Work instructions:
Which lines hold the word "Size"? Copy each of them from the material.

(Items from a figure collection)
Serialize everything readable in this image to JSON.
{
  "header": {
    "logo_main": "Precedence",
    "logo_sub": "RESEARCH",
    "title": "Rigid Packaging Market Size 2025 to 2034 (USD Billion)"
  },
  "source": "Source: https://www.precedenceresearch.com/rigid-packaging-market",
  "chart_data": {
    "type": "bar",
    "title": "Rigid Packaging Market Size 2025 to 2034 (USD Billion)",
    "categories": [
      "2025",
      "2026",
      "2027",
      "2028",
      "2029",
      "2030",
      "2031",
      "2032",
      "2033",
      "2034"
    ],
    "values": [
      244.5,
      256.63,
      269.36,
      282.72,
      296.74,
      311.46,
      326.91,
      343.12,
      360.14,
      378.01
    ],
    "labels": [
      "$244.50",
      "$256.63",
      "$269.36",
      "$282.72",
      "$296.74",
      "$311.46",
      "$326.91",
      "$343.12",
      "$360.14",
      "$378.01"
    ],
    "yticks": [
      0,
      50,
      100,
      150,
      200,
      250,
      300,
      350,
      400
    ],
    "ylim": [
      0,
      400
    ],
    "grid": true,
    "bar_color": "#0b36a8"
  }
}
--
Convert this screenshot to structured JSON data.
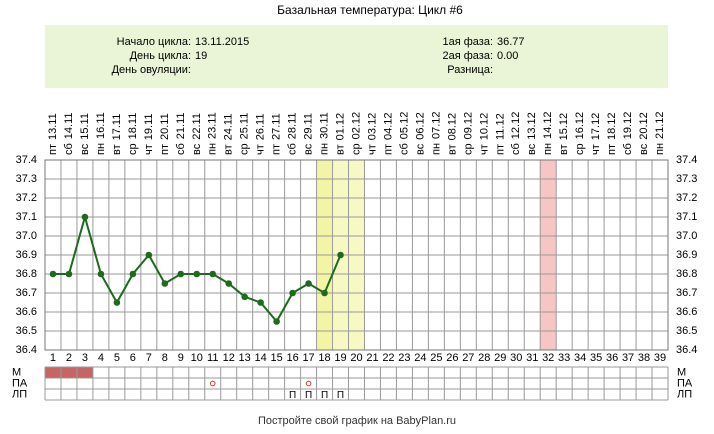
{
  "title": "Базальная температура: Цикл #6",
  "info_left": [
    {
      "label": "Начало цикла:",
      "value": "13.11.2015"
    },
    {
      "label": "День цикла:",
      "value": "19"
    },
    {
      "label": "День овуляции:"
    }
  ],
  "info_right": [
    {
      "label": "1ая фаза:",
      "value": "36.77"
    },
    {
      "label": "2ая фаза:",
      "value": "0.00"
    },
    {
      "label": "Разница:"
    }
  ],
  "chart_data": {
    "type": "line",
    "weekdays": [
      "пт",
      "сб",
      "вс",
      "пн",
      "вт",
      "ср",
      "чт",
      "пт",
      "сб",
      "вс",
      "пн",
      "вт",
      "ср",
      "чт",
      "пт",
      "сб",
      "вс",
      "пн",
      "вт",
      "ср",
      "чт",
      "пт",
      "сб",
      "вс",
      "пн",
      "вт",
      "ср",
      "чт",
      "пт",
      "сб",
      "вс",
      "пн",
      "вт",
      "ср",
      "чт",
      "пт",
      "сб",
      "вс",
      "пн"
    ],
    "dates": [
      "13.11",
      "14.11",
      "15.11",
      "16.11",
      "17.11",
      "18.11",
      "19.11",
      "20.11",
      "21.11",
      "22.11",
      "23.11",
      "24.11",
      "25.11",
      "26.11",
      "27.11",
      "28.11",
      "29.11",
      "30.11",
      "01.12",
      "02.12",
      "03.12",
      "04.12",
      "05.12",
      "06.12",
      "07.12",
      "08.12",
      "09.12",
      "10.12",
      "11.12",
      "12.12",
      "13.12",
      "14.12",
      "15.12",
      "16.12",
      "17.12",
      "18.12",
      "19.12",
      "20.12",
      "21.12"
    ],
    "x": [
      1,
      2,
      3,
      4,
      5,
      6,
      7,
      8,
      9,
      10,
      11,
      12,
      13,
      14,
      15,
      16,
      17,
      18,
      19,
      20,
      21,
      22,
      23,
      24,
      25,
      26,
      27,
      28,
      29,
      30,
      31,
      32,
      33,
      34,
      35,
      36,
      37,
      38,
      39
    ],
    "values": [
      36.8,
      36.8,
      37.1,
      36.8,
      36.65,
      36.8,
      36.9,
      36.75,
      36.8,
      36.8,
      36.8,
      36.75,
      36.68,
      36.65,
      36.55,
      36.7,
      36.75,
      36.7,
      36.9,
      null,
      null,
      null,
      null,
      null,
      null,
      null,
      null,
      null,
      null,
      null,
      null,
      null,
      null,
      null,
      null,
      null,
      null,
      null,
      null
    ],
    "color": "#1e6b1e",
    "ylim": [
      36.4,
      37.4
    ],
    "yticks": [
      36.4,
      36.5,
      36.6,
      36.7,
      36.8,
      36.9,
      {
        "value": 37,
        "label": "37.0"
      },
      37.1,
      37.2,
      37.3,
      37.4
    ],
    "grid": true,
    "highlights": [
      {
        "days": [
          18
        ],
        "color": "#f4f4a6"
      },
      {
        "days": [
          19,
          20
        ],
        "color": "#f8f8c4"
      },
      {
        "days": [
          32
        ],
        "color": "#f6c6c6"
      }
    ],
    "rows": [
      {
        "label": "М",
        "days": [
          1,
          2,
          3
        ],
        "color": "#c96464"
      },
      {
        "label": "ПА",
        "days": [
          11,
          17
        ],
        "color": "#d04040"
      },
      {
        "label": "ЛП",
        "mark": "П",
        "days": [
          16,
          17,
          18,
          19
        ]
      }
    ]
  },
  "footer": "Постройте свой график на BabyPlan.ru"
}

Exercise result:
    "title": "Rigid Packaging Market Size 2025 to 2034 (USD Billion)"
    "title": "Rigid Packaging Market Size 2025 to 2034 (USD Billion)",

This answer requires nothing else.